## What is required
The entries that follow should be written out exactly.

## Records provided
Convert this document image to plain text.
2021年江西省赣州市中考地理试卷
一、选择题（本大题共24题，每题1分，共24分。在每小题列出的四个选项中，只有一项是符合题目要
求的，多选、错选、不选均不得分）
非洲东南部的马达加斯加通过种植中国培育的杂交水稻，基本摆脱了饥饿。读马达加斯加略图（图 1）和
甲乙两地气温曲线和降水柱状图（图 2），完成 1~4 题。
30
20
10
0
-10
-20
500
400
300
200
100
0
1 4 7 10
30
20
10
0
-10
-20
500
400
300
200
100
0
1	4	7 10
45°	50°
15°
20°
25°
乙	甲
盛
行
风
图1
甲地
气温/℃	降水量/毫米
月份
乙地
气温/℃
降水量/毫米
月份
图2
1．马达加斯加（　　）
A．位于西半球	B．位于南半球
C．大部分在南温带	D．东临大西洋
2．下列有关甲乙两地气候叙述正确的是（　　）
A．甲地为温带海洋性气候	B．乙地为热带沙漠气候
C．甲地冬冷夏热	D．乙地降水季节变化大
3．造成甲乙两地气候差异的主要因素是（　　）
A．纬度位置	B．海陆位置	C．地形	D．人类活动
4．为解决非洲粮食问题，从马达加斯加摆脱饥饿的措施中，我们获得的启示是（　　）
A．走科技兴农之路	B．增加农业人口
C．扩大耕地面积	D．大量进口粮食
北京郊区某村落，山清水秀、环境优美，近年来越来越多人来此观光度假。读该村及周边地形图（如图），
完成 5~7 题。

## Worked solution
Convert this document image to plain text.
2021年江西省赣州市中考地理试卷
一、选择题（本大题共24题，每题1分，共24分。在每小题列出的四个选项中，只有一项是符合题目要
求的，多选、错选、不选均不得分）
非洲东南部的马达加斯加通过种植中国培育的杂交水稻，基本摆脱了饥饿。读马达加斯加略图（图 1）和
甲乙两地气温曲线和降水柱状图（图 2），完成 1~4 题。
30
20
10
0
-10
-20
500
400
300
200
100
0
1 4 7 10
30
20
10
0
-10
-20
500
400
300
200
100
0
1	4	7 10
45°	50°
15°
20°
25°
乙	甲
盛
行
风
图1
甲地
气温/℃	降水量/毫米
月份
乙地
气温/℃
降水量/毫米
月份
图2
1．马达加斯加（　　）
A．位于西半球	B．位于南半球
C．大部分在南温带	D．东临大西洋
2．下列有关甲乙两地气候叙述正确的是（　　）
A．甲地为温带海洋性气候	B．乙地为热带沙漠气候
C．甲地冬冷夏热	D．乙地降水季节变化大
3．造成甲乙两地气候差异的主要因素是（　　）
A．纬度位置	B．海陆位置	C．地形	D．人类活动
4．为解决非洲粮食问题，从马达加斯加摆脱饥饿的措施中，我们获得的启示是（　　）
A．走科技兴农之路	B．增加农业人口
C．扩大耕地面积	D．大量进口粮食
北京郊区某村落，山清水秀、环境优美，近年来越来越多人来此观光度假。读该村及周边地形图（如图），
完成 5~7 题。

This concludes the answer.